» What you will do: Collect every line of the records below that contains the word "Thumbprint".

+++

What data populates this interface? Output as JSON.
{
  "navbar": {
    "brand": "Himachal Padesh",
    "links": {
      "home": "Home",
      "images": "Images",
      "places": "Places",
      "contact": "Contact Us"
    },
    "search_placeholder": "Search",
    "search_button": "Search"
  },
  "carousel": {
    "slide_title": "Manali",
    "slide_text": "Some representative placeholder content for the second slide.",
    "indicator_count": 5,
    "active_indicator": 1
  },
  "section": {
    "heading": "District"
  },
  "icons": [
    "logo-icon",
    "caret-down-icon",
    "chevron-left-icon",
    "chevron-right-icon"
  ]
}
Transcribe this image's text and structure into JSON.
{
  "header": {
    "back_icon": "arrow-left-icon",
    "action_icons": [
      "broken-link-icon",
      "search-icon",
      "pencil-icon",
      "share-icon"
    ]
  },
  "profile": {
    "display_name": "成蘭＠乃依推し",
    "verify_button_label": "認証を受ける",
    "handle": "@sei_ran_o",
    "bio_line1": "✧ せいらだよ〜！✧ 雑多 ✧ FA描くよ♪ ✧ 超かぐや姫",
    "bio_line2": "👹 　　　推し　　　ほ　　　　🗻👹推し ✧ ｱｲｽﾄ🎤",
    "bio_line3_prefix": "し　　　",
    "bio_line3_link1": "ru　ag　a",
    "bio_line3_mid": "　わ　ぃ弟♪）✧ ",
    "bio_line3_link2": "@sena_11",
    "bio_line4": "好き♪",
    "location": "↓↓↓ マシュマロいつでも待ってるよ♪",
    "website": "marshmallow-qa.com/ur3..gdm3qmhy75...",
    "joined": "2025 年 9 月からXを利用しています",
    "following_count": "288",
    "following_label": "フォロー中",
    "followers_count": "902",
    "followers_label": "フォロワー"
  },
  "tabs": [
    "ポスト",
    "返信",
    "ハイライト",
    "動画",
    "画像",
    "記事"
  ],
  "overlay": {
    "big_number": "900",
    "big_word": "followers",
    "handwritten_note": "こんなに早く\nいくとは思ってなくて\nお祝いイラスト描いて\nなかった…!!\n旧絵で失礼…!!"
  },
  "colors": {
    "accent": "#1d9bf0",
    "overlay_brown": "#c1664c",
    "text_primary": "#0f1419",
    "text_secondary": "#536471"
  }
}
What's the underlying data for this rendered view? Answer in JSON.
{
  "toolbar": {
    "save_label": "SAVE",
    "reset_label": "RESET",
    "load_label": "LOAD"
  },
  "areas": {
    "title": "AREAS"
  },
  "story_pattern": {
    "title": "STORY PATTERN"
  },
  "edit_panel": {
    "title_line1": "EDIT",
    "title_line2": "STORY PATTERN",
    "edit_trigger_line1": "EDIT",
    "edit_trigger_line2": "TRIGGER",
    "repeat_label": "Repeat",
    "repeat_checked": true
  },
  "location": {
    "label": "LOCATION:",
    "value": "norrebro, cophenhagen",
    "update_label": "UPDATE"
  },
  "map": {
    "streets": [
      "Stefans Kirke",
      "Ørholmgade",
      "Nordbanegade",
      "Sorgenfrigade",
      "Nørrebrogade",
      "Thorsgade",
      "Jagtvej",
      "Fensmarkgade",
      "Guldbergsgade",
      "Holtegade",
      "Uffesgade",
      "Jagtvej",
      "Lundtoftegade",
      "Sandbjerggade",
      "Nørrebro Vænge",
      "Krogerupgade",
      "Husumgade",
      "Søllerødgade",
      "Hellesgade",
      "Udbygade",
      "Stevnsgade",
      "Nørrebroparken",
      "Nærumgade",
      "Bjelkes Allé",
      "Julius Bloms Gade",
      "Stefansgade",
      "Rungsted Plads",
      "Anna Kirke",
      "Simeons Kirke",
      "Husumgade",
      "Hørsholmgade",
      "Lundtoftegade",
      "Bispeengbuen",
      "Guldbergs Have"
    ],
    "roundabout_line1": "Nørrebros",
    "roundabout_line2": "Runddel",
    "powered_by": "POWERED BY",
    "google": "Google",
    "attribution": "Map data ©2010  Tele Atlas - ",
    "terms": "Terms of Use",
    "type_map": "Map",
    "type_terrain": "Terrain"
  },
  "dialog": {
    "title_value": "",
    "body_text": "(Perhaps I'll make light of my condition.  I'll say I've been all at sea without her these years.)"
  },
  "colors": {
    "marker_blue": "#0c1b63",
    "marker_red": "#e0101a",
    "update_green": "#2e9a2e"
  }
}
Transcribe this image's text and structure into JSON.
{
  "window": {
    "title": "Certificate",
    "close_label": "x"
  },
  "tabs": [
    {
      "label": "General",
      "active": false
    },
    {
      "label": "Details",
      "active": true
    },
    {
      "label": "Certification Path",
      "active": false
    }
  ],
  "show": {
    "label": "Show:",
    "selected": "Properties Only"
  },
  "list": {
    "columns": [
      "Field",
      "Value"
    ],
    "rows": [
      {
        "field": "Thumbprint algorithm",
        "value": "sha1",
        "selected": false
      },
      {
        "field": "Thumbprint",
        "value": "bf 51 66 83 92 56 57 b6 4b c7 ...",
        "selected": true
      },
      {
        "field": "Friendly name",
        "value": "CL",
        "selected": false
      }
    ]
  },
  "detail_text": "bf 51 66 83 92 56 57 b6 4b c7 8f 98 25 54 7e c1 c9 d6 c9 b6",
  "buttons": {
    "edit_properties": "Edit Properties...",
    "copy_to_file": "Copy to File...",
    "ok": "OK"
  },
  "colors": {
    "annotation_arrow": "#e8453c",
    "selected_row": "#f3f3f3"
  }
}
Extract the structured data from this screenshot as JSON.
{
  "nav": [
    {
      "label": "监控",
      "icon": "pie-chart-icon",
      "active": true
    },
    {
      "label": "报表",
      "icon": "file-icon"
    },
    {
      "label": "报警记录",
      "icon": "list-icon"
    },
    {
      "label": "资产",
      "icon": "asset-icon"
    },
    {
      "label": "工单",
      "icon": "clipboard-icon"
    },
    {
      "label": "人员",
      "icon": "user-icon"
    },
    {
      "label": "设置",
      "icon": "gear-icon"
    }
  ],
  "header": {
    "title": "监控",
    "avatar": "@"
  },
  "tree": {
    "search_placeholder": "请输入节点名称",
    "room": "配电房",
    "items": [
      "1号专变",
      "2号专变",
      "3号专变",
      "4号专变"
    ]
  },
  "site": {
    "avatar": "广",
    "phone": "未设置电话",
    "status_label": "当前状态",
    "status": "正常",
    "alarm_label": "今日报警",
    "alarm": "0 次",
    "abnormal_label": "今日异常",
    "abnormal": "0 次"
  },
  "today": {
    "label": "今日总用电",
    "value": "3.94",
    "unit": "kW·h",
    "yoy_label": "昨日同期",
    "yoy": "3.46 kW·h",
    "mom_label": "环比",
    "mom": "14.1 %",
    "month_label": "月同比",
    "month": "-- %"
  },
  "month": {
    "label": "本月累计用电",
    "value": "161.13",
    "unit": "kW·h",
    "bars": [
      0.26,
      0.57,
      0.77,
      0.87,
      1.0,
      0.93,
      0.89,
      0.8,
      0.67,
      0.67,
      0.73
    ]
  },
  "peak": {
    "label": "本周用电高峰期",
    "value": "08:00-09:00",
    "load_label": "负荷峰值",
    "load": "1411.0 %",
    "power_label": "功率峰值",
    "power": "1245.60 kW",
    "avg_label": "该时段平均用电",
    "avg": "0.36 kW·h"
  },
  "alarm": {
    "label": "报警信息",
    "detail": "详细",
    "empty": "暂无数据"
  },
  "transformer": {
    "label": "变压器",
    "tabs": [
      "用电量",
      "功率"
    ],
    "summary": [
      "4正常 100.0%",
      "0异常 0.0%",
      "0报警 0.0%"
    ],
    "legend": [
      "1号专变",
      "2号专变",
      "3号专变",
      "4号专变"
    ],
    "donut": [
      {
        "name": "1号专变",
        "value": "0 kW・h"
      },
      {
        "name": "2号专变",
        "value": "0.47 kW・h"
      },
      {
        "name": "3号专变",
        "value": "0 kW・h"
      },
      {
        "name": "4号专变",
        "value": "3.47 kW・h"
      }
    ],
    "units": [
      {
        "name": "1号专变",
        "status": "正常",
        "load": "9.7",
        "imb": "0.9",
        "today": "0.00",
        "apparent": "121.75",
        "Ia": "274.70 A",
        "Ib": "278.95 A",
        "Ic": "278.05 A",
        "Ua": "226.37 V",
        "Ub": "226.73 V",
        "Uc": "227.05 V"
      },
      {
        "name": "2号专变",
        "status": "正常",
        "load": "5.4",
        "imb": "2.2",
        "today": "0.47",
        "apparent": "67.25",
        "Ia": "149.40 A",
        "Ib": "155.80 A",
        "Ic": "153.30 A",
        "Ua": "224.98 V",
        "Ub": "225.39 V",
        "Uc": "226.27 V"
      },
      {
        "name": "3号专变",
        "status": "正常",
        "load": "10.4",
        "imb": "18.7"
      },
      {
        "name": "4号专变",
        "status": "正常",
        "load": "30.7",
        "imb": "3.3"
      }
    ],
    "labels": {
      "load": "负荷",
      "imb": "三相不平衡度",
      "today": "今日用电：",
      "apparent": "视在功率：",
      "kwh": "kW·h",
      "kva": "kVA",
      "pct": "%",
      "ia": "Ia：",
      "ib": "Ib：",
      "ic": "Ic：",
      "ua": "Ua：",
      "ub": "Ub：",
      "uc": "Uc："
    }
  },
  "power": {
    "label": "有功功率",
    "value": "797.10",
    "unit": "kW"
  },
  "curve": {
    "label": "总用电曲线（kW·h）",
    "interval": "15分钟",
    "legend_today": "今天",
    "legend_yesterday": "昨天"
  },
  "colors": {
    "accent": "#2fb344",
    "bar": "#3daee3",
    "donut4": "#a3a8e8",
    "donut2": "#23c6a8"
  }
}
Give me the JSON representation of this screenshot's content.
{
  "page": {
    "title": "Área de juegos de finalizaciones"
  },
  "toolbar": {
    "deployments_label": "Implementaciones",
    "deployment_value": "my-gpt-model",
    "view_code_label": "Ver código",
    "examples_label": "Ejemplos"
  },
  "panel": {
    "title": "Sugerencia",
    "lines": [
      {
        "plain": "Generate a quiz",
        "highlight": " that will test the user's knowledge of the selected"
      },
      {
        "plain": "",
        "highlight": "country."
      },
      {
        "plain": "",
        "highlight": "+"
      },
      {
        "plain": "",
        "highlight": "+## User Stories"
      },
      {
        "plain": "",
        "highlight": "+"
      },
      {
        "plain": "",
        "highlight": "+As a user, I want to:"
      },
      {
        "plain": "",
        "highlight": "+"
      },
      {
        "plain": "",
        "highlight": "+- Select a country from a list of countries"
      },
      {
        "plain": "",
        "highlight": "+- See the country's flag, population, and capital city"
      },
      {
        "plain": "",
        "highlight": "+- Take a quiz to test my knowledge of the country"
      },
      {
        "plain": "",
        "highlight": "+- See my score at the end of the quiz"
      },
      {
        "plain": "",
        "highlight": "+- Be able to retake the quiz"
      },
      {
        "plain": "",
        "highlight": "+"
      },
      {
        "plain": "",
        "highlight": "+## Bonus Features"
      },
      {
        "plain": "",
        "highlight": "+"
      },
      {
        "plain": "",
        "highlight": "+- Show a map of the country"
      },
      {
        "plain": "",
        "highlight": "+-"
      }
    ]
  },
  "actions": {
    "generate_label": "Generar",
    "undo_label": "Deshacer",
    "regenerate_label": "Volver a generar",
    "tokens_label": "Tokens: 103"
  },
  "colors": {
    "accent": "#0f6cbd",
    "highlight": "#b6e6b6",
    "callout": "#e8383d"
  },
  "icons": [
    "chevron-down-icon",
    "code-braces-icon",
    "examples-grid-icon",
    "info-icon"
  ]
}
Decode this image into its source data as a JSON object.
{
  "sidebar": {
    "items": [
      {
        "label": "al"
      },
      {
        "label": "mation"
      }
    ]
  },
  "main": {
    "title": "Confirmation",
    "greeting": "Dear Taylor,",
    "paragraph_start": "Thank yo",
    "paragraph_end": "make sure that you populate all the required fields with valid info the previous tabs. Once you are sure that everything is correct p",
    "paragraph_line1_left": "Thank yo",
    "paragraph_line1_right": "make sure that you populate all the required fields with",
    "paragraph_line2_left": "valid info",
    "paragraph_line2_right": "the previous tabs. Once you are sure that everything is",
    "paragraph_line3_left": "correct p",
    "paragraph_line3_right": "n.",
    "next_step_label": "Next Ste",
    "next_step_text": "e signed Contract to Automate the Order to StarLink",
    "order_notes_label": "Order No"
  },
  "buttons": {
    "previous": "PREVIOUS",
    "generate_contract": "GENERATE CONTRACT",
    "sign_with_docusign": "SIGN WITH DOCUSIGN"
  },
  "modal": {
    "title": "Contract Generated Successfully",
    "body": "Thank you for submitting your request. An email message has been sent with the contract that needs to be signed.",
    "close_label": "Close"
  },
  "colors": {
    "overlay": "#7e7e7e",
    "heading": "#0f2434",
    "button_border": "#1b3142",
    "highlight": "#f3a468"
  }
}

+++

» The response:
        "field": "Thumbprint algorithm",
        "field": "Thumbprint",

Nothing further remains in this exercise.